## What to do
Can you copy the lines from the one that contains "Type out the text in this image." through the end of the material below, exactly and with nothing else?

--- Begin Provided material ---

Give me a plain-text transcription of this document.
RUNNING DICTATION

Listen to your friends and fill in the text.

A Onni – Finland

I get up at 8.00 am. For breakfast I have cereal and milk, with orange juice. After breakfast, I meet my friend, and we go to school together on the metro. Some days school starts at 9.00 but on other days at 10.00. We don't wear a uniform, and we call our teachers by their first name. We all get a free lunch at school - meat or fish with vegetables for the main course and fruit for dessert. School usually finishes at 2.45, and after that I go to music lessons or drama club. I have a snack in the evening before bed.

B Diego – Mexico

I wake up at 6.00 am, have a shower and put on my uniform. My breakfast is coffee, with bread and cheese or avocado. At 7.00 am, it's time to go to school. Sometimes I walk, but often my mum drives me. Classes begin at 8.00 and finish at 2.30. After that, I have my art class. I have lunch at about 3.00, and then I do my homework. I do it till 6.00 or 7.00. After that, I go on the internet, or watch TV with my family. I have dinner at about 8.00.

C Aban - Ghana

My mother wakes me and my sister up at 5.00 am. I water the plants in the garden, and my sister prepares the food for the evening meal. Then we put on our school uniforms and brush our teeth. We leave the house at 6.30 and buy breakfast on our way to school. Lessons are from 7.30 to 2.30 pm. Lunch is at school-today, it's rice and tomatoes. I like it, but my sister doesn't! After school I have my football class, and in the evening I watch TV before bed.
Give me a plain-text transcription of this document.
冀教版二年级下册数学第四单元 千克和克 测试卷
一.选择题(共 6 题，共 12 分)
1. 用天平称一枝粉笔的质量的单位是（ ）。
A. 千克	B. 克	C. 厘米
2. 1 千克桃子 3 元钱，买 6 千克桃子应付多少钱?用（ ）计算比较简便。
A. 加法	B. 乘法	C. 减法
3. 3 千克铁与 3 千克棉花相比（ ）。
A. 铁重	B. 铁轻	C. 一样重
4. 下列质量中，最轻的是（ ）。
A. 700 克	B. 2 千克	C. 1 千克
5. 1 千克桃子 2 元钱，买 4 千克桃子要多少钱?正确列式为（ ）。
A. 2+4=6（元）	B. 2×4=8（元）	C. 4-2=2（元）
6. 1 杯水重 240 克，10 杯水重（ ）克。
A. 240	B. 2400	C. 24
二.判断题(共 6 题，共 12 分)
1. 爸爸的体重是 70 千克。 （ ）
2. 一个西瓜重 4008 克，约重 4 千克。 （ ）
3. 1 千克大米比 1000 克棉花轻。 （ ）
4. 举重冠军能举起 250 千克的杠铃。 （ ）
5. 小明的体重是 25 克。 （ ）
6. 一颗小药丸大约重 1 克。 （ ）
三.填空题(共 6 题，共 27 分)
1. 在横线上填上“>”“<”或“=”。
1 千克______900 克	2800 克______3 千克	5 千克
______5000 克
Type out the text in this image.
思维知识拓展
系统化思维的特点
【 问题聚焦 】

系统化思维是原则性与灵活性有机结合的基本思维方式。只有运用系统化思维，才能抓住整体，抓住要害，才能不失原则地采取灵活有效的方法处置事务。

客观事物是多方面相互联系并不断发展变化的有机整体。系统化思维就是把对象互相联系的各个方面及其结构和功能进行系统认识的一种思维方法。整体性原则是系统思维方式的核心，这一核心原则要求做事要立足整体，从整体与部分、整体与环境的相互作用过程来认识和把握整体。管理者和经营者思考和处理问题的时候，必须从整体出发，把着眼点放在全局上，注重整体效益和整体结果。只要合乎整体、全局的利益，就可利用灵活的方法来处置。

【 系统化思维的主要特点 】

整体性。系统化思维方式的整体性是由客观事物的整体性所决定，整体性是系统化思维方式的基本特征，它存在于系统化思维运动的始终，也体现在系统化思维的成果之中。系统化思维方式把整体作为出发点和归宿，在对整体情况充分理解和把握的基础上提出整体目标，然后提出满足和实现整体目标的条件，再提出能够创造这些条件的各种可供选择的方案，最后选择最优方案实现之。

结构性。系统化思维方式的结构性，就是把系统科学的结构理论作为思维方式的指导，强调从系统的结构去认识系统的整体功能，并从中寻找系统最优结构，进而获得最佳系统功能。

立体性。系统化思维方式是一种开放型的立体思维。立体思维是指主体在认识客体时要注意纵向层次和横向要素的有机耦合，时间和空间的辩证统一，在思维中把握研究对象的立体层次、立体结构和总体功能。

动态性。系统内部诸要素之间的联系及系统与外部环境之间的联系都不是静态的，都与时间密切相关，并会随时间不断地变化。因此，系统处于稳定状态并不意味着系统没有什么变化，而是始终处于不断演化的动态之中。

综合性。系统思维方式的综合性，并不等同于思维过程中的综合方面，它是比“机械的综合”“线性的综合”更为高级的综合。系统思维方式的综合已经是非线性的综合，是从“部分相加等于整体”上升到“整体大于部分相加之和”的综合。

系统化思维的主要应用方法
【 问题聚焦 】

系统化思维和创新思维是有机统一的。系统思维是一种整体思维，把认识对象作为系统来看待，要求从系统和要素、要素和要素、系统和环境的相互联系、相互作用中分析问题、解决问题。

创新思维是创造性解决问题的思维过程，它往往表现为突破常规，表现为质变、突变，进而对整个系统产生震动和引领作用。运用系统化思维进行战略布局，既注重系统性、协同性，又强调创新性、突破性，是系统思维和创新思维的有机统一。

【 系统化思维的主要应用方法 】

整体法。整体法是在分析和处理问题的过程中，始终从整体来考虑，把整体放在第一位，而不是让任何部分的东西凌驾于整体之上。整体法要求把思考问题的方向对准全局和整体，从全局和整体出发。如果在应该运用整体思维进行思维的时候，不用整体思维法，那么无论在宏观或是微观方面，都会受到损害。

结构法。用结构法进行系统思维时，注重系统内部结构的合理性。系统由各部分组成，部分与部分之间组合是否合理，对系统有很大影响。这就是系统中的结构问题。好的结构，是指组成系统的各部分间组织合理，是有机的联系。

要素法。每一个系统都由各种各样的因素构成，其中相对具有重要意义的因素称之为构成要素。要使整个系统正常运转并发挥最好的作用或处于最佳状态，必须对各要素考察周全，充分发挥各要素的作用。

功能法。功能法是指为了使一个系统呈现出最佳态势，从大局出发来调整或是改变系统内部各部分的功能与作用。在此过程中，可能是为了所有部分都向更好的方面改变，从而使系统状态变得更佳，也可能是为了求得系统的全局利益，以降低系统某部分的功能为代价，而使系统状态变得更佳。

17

--- End Provided material ---

## Result
Type out the text in this image.
思维知识拓展
系统化思维的特点
【 问题聚焦 】

系统化思维是原则性与灵活性有机结合的基本思维方式。只有运用系统化思维，才能抓住整体，抓住要害，才能不失原则地采取灵活有效的方法处置事务。

客观事物是多方面相互联系并不断发展变化的有机整体。系统化思维就是把对象互相联系的各个方面及其结构和功能进行系统认识的一种思维方法。整体性原则是系统思维方式的核心，这一核心原则要求做事要立足整体，从整体与部分、整体与环境的相互作用过程来认识和把握整体。管理者和经营者思考和处理问题的时候，必须从整体出发，把着眼点放在全局上，注重整体效益和整体结果。只要合乎整体、全局的利益，就可利用灵活的方法来处置。

【 系统化思维的主要特点 】

整体性。系统化思维方式的整体性是由客观事物的整体性所决定，整体性是系统化思维方式的基本特征，它存在于系统化思维运动的始终，也体现在系统化思维的成果之中。系统化思维方式把整体作为出发点和归宿，在对整体情况充分理解和把握的基础上提出整体目标，然后提出满足和实现整体目标的条件，再提出能够创造这些条件的各种可供选择的方案，最后选择最优方案实现之。

结构性。系统化思维方式的结构性，就是把系统科学的结构理论作为思维方式的指导，强调从系统的结构去认识系统的整体功能，并从中寻找系统最优结构，进而获得最佳系统功能。

立体性。系统化思维方式是一种开放型的立体思维。立体思维是指主体在认识客体时要注意纵向层次和横向要素的有机耦合，时间和空间的辩证统一，在思维中把握研究对象的立体层次、立体结构和总体功能。

动态性。系统内部诸要素之间的联系及系统与外部环境之间的联系都不是静态的，都与时间密切相关，并会随时间不断地变化。因此，系统处于稳定状态并不意味着系统没有什么变化，而是始终处于不断演化的动态之中。

综合性。系统思维方式的综合性，并不等同于思维过程中的综合方面，它是比“机械的综合”“线性的综合”更为高级的综合。系统思维方式的综合已经是非线性的综合，是从“部分相加等于整体”上升到“整体大于部分相加之和”的综合。

系统化思维的主要应用方法
【 问题聚焦 】

系统化思维和创新思维是有机统一的。系统思维是一种整体思维，把认识对象作为系统来看待，要求从系统和要素、要素和要素、系统和环境的相互联系、相互作用中分析问题、解决问题。

创新思维是创造性解决问题的思维过程，它往往表现为突破常规，表现为质变、突变，进而对整个系统产生震动和引领作用。运用系统化思维进行战略布局，既注重系统性、协同性，又强调创新性、突破性，是系统思维和创新思维的有机统一。

【 系统化思维的主要应用方法 】

整体法。整体法是在分析和处理问题的过程中，始终从整体来考虑，把整体放在第一位，而不是让任何部分的东西凌驾于整体之上。整体法要求把思考问题的方向对准全局和整体，从全局和整体出发。如果在应该运用整体思维进行思维的时候，不用整体思维法，那么无论在宏观或是微观方面，都会受到损害。

结构法。用结构法进行系统思维时，注重系统内部结构的合理性。系统由各部分组成，部分与部分之间组合是否合理，对系统有很大影响。这就是系统中的结构问题。好的结构，是指组成系统的各部分间组织合理，是有机的联系。

要素法。每一个系统都由各种各样的因素构成，其中相对具有重要意义的因素称之为构成要素。要使整个系统正常运转并发挥最好的作用或处于最佳状态，必须对各要素考察周全，充分发挥各要素的作用。

功能法。功能法是指为了使一个系统呈现出最佳态势，从大局出发来调整或是改变系统内部各部分的功能与作用。在此过程中，可能是为了所有部分都向更好的方面改变，从而使系统状态变得更佳，也可能是为了求得系统的全局利益，以降低系统某部分的功能为代价，而使系统状态变得更佳。

17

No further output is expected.